# Stored data:

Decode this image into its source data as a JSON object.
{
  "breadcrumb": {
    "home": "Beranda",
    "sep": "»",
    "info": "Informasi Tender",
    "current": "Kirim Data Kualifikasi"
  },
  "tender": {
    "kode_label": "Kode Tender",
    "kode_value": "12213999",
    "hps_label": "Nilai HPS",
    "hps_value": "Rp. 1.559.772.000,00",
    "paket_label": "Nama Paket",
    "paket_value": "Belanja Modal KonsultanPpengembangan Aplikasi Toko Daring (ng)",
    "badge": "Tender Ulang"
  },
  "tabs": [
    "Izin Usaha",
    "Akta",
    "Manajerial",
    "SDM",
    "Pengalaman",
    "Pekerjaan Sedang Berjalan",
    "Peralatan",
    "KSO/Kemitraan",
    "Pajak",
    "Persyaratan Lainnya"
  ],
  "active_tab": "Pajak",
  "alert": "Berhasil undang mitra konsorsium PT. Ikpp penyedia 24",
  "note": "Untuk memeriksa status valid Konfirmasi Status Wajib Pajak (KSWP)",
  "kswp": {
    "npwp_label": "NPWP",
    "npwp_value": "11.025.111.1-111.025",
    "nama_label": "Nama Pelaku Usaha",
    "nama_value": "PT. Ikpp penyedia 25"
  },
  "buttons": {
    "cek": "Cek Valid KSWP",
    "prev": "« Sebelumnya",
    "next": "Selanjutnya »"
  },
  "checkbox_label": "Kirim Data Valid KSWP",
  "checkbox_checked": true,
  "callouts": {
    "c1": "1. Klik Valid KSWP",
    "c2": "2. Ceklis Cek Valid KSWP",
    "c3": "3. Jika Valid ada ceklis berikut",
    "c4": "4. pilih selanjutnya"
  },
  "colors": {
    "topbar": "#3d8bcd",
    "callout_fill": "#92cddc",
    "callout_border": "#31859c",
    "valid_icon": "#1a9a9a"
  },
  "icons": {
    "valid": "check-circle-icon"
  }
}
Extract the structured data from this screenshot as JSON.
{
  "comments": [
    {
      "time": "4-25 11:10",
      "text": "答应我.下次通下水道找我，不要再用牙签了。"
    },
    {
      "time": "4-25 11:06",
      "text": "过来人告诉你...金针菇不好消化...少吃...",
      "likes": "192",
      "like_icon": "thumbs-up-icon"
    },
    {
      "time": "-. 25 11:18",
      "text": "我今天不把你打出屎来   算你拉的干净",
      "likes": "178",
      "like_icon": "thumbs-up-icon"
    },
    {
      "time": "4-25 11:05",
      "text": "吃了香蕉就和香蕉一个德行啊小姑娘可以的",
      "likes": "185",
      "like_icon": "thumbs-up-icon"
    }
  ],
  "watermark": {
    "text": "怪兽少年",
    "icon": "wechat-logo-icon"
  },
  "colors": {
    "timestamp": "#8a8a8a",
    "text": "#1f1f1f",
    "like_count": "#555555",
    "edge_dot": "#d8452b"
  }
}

# Exercise objective:
All of the entries must be written out exactly as they stand.

# Right answer:
Decode this image into its source data as a JSON object.
{
  "breadcrumb": {
    "home": "Beranda",
    "sep": "»",
    "info": "Informasi Tender",
    "current": "Kirim Data Kualifikasi"
  },
  "tender": {
    "kode_label": "Kode Tender",
    "kode_value": "12213999",
    "hps_label": "Nilai HPS",
    "hps_value": "Rp. 1.559.772.000,00",
    "paket_label": "Nama Paket",
    "paket_value": "Belanja Modal KonsultanPpengembangan Aplikasi Toko Daring (ng)",
    "badge": "Tender Ulang"
  },
  "tabs": [
    "Izin Usaha",
    "Akta",
    "Manajerial",
    "SDM",
    "Pengalaman",
    "Pekerjaan Sedang Berjalan",
    "Peralatan",
    "KSO/Kemitraan",
    "Pajak",
    "Persyaratan Lainnya"
  ],
  "active_tab": "Pajak",
  "alert": "Berhasil undang mitra konsorsium PT. Ikpp penyedia 24",
  "note": "Untuk memeriksa status valid Konfirmasi Status Wajib Pajak (KSWP)",
  "kswp": {
    "npwp_label": "NPWP",
    "npwp_value": "11.025.111.1-111.025",
    "nama_label": "Nama Pelaku Usaha",
    "nama_value": "PT. Ikpp penyedia 25"
  },
  "buttons": {
    "cek": "Cek Valid KSWP",
    "prev": "« Sebelumnya",
    "next": "Selanjutnya »"
  },
  "checkbox_label": "Kirim Data Valid KSWP",
  "checkbox_checked": true,
  "callouts": {
    "c1": "1. Klik Valid KSWP",
    "c2": "2. Ceklis Cek Valid KSWP",
    "c3": "3. Jika Valid ada ceklis berikut",
    "c4": "4. pilih selanjutnya"
  },
  "colors": {
    "topbar": "#3d8bcd",
    "callout_fill": "#92cddc",
    "callout_border": "#31859c",
    "valid_icon": "#1a9a9a"
  },
  "icons": {
    "valid": "check-circle-icon"
  }
}
Extract the structured data from this screenshot as JSON.
{
  "comments": [
    {
      "time": "4-25 11:10",
      "text": "答应我.下次通下水道找我，不要再用牙签了。"
    },
    {
      "time": "4-25 11:06",
      "text": "过来人告诉你...金针菇不好消化...少吃...",
      "likes": "192",
      "like_icon": "thumbs-up-icon"
    },
    {
      "time": "-. 25 11:18",
      "text": "我今天不把你打出屎来   算你拉的干净",
      "likes": "178",
      "like_icon": "thumbs-up-icon"
    },
    {
      "time": "4-25 11:05",
      "text": "吃了香蕉就和香蕉一个德行啊小姑娘可以的",
      "likes": "185",
      "like_icon": "thumbs-up-icon"
    }
  ],
  "watermark": {
    "text": "怪兽少年",
    "icon": "wechat-logo-icon"
  },
  "colors": {
    "timestamp": "#8a8a8a",
    "text": "#1f1f1f",
    "like_count": "#555555",
    "edge_dot": "#d8452b"
  }
}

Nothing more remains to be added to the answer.